## Start DATA PROVIDED

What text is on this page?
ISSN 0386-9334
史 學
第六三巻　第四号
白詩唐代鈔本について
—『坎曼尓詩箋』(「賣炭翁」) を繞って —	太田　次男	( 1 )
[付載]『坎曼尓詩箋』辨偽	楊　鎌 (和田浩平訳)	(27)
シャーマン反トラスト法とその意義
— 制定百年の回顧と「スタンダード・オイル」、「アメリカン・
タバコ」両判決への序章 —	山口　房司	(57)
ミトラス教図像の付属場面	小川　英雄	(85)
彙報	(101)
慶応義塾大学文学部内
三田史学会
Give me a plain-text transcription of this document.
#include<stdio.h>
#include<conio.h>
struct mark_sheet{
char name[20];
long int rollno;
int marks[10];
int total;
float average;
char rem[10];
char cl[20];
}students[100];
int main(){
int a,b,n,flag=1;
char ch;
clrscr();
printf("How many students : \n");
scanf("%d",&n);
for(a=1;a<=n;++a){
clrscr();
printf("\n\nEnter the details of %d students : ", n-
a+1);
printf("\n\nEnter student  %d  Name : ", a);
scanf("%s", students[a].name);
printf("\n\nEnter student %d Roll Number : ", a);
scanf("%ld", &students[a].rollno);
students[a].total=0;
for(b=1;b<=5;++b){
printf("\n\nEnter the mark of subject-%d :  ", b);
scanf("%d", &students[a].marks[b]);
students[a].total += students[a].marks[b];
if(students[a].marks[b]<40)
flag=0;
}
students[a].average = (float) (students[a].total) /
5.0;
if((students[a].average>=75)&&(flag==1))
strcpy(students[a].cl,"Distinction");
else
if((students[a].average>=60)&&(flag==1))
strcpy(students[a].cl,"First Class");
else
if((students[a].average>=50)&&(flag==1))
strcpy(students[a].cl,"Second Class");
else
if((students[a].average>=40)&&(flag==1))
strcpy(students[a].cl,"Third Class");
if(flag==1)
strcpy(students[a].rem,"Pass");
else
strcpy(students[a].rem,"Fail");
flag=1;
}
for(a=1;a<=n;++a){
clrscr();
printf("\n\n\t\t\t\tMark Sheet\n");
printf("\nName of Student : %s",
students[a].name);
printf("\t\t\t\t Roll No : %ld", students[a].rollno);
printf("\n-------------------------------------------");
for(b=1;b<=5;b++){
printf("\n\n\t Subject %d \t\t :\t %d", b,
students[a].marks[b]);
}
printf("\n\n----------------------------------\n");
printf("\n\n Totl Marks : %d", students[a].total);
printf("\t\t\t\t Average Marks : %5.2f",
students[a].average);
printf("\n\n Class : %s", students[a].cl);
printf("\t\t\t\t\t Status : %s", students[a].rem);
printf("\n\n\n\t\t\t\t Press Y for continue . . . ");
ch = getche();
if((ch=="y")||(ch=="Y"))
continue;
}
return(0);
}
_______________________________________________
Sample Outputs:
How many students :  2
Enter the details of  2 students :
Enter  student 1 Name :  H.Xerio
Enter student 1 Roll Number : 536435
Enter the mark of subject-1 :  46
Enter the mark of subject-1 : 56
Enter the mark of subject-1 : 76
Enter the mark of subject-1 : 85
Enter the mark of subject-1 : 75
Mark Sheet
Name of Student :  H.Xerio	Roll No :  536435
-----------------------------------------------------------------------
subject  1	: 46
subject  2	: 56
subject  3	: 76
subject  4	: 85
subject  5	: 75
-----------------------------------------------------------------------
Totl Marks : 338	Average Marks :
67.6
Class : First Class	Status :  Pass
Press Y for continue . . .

## End DATA PROVIDED

● **INSTRUCTIONS TO FOLLOW**: Search the lines for the string "rollno" and copy every line that has it.

● **THE COMPLETED TASK**:
long int rollno;
scanf("%ld", &students[a].rollno);
printf("\t\t\t\t Roll No : %ld", students[a].rollno);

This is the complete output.